== EXERCISE ==
From the data below, copy out every line in which the word "Dans" occurs.

(DATA SUPPLIED begins)

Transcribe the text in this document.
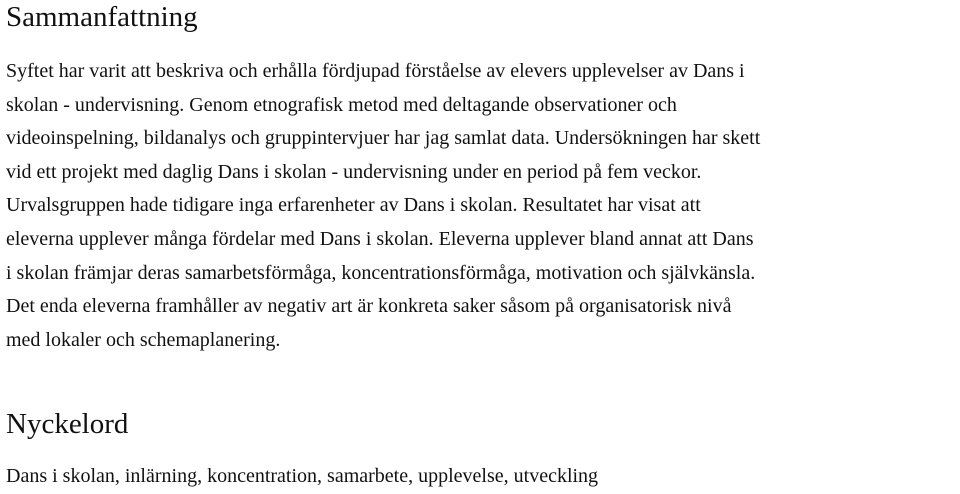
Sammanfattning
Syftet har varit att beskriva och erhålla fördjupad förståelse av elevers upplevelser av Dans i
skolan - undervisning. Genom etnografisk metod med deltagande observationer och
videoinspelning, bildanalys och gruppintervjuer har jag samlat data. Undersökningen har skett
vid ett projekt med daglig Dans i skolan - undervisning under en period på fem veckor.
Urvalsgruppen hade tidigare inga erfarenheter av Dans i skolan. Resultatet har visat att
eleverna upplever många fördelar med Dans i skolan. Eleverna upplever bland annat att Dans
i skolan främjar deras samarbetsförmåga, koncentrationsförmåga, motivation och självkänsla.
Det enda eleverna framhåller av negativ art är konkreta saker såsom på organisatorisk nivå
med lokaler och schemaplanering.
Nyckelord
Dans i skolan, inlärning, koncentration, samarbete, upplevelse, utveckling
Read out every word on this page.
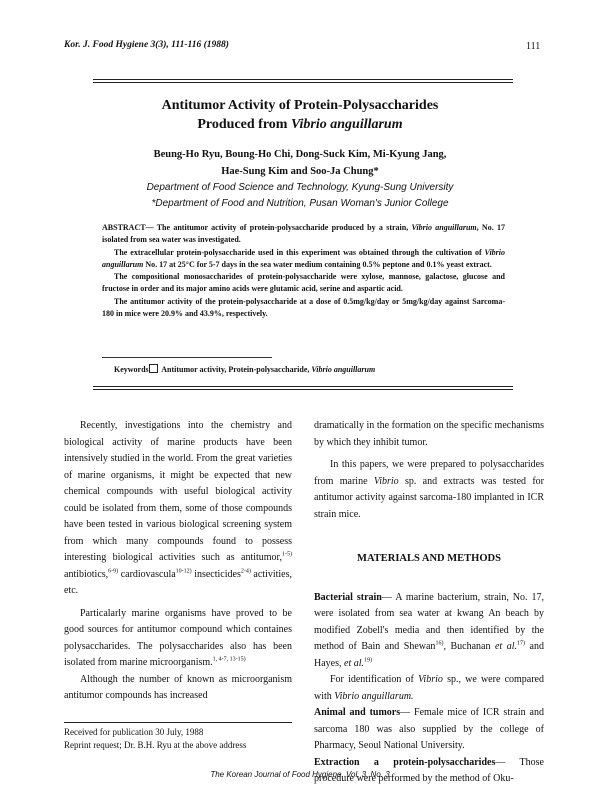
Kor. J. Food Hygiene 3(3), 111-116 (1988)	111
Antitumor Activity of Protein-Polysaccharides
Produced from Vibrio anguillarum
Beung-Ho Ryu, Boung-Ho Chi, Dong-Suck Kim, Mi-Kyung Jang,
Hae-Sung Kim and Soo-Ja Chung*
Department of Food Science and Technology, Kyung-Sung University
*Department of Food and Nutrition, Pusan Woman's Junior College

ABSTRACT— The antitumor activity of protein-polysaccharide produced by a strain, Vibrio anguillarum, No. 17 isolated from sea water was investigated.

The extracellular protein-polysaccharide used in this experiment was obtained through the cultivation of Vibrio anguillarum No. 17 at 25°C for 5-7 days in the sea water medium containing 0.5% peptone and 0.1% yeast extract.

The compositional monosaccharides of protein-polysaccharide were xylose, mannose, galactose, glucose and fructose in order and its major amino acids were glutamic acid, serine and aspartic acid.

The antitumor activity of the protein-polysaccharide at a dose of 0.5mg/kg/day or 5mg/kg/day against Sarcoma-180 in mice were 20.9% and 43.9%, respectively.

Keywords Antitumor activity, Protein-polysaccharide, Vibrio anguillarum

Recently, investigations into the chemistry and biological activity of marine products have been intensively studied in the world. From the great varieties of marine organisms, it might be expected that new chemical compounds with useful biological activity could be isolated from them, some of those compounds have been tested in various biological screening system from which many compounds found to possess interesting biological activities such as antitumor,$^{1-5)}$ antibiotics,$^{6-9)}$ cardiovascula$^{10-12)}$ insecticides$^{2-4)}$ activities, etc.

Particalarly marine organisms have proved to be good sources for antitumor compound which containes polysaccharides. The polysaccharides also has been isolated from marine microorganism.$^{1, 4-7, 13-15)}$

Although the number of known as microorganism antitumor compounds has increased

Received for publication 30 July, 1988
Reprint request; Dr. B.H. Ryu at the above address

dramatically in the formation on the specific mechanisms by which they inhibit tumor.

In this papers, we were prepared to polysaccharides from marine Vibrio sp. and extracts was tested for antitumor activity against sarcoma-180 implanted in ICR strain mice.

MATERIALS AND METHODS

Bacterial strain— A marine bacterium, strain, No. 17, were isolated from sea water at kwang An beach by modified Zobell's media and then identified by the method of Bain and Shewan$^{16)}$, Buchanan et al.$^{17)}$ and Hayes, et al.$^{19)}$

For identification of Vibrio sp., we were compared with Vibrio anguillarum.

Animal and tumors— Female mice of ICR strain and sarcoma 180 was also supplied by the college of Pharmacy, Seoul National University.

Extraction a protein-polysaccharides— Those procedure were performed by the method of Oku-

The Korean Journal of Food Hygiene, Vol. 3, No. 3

(DATA SUPPLIED ends)
(DATA SUPPLIED begins)

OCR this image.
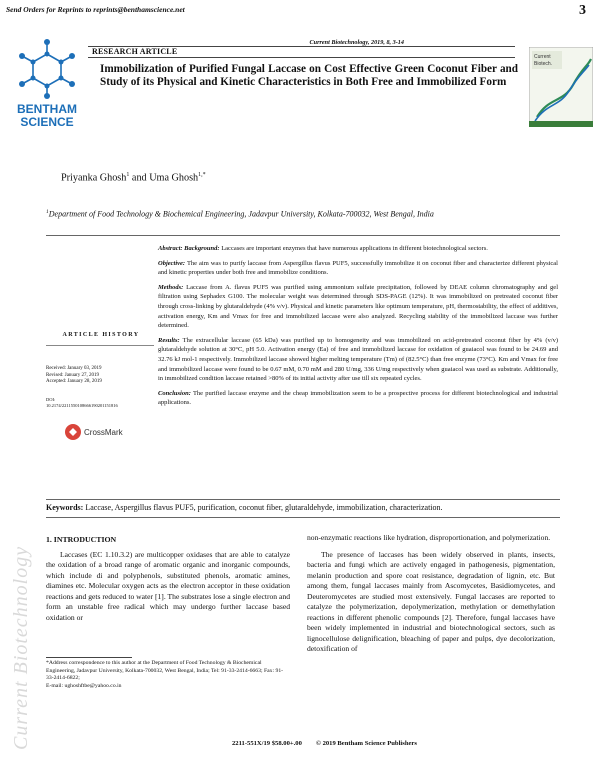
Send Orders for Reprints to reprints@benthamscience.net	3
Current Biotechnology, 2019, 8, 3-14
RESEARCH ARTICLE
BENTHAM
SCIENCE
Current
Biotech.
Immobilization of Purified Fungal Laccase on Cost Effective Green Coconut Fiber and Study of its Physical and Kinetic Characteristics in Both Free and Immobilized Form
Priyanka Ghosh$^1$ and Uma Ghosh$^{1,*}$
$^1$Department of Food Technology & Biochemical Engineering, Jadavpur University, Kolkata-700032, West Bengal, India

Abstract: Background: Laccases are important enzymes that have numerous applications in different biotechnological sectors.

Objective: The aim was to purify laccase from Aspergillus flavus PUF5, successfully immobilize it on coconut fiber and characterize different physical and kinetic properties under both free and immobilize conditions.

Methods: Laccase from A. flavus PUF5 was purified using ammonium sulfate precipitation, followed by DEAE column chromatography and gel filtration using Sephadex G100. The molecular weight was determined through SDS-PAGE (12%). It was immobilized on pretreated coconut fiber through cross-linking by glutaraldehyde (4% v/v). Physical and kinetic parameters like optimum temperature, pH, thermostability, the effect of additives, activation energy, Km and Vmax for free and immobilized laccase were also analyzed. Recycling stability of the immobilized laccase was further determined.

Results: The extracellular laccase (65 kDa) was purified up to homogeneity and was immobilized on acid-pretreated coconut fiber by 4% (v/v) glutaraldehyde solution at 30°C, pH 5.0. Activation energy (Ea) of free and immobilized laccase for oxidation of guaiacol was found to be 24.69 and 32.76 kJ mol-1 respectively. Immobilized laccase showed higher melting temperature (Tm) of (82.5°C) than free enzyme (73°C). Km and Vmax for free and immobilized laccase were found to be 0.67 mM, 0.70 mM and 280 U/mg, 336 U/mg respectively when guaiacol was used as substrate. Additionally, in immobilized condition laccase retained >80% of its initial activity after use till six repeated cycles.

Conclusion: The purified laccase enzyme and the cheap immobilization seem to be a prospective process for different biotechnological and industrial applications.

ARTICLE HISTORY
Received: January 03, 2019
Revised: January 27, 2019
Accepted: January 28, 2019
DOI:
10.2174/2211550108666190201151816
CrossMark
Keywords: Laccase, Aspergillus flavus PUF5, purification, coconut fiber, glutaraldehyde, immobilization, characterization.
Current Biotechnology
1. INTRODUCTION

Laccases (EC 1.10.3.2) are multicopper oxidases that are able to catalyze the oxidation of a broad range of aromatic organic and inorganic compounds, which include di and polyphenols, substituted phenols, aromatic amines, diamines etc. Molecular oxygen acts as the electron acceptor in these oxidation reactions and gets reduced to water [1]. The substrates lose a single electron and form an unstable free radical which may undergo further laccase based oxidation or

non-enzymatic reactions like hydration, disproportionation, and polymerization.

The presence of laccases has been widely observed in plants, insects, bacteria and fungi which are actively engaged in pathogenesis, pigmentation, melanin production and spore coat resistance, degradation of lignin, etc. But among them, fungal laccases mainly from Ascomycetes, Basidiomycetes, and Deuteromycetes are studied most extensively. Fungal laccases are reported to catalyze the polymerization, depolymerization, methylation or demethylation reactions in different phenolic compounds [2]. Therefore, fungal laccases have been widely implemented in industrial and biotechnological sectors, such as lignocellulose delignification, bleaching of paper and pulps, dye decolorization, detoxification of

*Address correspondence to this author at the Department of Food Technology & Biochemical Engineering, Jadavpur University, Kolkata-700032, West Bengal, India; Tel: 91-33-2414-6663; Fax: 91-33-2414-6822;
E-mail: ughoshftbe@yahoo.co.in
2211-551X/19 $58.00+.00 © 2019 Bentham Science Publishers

(DATA SUPPLIED ends)

== RESPONSE ==
Syftet har varit att beskriva och erhålla fördjupad förståelse av elevers upplevelser av Dans i
vid ett projekt med daglig Dans i skolan - undervisning under en period på fem veckor.
Urvalsgruppen hade tidigare inga erfarenheter av Dans i skolan. Resultatet har visat att
eleverna upplever många fördelar med Dans i skolan. Eleverna upplever bland annat att Dans
Dans i skolan, inlärning, koncentration, samarbete, upplevelse, utveckling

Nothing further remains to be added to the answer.